> [Goal of the exercise] All the data should be repeated exactly. Any image in it is left out.

> [Stored data]
------------------------------------
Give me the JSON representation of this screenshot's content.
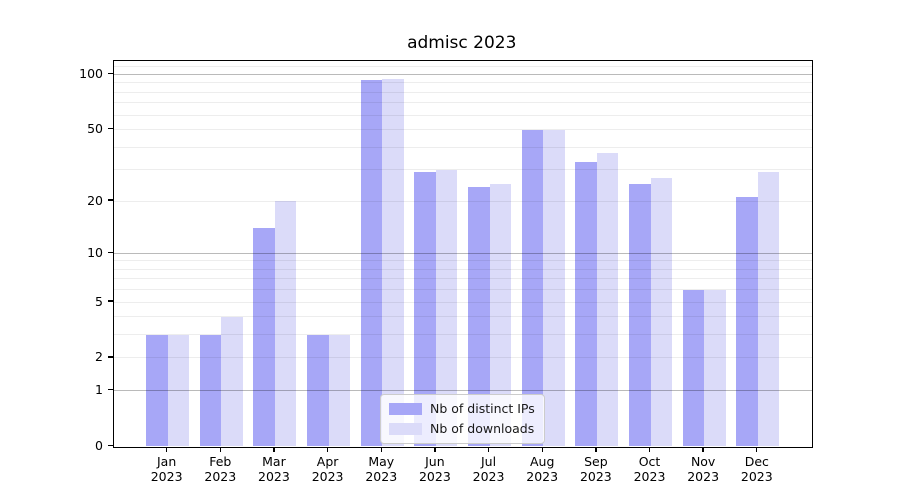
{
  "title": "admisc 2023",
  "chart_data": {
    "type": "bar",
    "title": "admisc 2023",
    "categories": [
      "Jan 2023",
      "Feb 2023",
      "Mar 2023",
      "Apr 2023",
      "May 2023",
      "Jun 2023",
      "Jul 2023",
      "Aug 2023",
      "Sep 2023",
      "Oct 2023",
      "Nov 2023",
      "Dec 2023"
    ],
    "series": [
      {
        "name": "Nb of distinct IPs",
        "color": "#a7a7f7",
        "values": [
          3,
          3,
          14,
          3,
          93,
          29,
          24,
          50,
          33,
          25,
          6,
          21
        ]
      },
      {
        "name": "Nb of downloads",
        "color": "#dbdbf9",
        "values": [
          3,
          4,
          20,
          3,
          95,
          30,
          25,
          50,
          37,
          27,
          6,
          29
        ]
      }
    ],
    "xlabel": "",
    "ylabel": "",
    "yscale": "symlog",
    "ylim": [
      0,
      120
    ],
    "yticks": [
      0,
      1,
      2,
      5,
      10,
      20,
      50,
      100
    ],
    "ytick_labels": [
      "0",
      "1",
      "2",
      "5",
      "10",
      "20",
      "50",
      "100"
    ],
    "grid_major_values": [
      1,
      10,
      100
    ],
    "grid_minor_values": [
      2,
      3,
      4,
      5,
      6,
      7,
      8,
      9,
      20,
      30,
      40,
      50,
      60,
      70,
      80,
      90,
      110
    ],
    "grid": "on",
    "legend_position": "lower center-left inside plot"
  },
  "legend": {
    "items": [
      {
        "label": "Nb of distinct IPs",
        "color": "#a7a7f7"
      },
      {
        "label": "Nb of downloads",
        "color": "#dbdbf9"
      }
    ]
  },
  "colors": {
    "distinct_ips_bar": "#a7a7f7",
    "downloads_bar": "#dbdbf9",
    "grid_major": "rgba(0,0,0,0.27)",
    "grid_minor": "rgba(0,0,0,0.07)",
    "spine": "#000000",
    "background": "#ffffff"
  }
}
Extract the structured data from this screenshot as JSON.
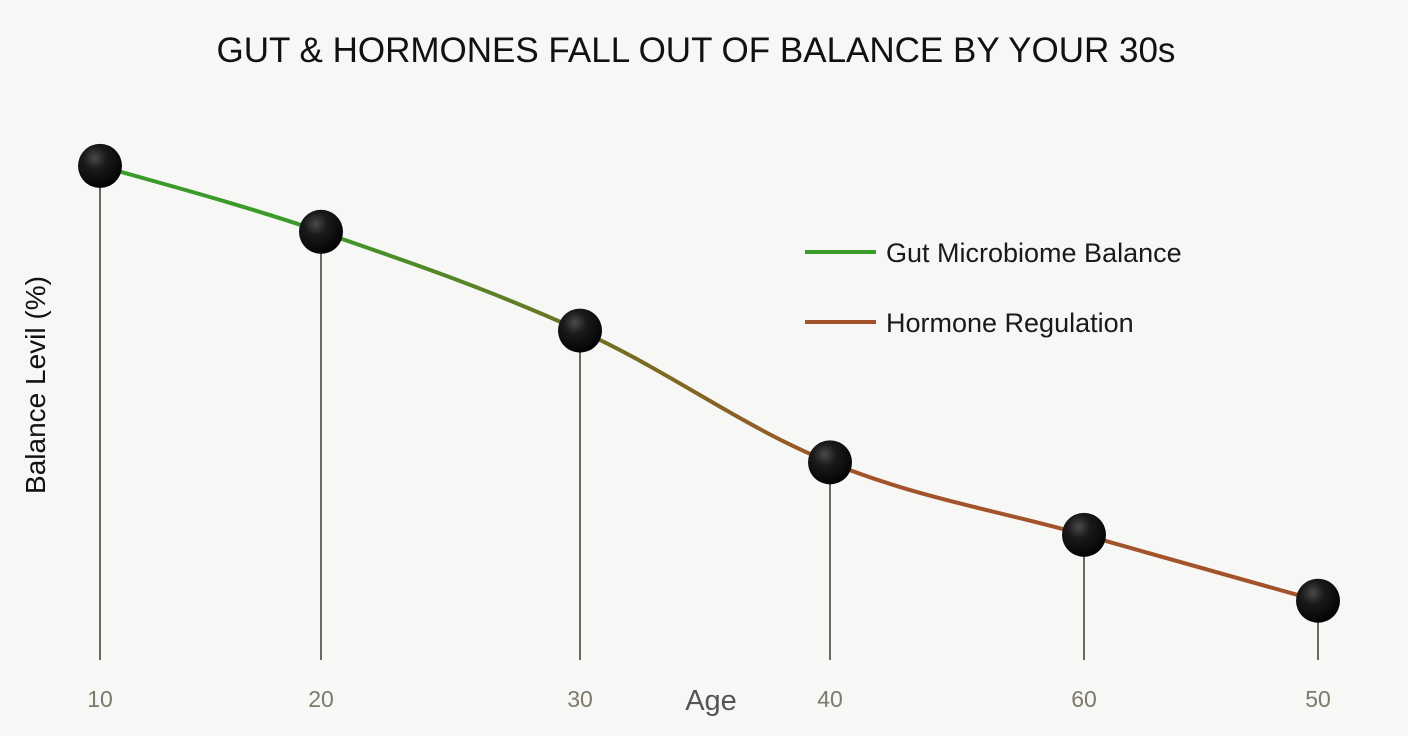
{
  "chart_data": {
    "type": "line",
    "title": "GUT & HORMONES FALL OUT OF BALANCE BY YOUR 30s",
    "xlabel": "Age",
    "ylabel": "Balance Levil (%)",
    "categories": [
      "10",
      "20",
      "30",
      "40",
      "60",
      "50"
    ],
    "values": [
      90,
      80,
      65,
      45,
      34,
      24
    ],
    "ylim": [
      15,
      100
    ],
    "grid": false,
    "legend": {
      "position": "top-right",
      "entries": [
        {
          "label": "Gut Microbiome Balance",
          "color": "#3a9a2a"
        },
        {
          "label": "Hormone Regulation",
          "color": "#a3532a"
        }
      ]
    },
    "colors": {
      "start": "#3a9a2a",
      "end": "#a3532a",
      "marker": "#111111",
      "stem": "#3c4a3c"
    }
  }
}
------------------------------------
> [Output for this task]
Give me the JSON representation of this screenshot's content.
{
  "title": "admisc 2023",
  "chart_data": {
    "type": "bar",
    "title": "admisc 2023",
    "categories": [
      "Jan 2023",
      "Feb 2023",
      "Mar 2023",
      "Apr 2023",
      "May 2023",
      "Jun 2023",
      "Jul 2023",
      "Aug 2023",
      "Sep 2023",
      "Oct 2023",
      "Nov 2023",
      "Dec 2023"
    ],
    "series": [
      {
        "name": "Nb of distinct IPs",
        "color": "#a7a7f7",
        "values": [
          3,
          3,
          14,
          3,
          93,
          29,
          24,
          50,
          33,
          25,
          6,
          21
        ]
      },
      {
        "name": "Nb of downloads",
        "color": "#dbdbf9",
        "values": [
          3,
          4,
          20,
          3,
          95,
          30,
          25,
          50,
          37,
          27,
          6,
          29
        ]
      }
    ],
    "xlabel": "",
    "ylabel": "",
    "yscale": "symlog",
    "ylim": [
      0,
      120
    ],
    "yticks": [
      0,
      1,
      2,
      5,
      10,
      20,
      50,
      100
    ],
    "ytick_labels": [
      "0",
      "1",
      "2",
      "5",
      "10",
      "20",
      "50",
      "100"
    ],
    "grid_major_values": [
      1,
      10,
      100
    ],
    "grid_minor_values": [
      2,
      3,
      4,
      5,
      6,
      7,
      8,
      9,
      20,
      30,
      40,
      50,
      60,
      70,
      80,
      90,
      110
    ],
    "grid": "on",
    "legend_position": "lower center-left inside plot"
  },
  "legend": {
    "items": [
      {
        "label": "Nb of distinct IPs",
        "color": "#a7a7f7"
      },
      {
        "label": "Nb of downloads",
        "color": "#dbdbf9"
      }
    ]
  },
  "colors": {
    "distinct_ips_bar": "#a7a7f7",
    "downloads_bar": "#dbdbf9",
    "grid_major": "rgba(0,0,0,0.27)",
    "grid_minor": "rgba(0,0,0,0.07)",
    "spine": "#000000",
    "background": "#ffffff"
  }
}
Extract the structured data from this screenshot as JSON.
{
  "chart_data": {
    "type": "line",
    "title": "GUT & HORMONES FALL OUT OF BALANCE BY YOUR 30s",
    "xlabel": "Age",
    "ylabel": "Balance Levil (%)",
    "categories": [
      "10",
      "20",
      "30",
      "40",
      "60",
      "50"
    ],
    "values": [
      90,
      80,
      65,
      45,
      34,
      24
    ],
    "ylim": [
      15,
      100
    ],
    "grid": false,
    "legend": {
      "position": "top-right",
      "entries": [
        {
          "label": "Gut Microbiome Balance",
          "color": "#3a9a2a"
        },
        {
          "label": "Hormone Regulation",
          "color": "#a3532a"
        }
      ]
    },
    "colors": {
      "start": "#3a9a2a",
      "end": "#a3532a",
      "marker": "#111111",
      "stem": "#3c4a3c"
    }
  }
}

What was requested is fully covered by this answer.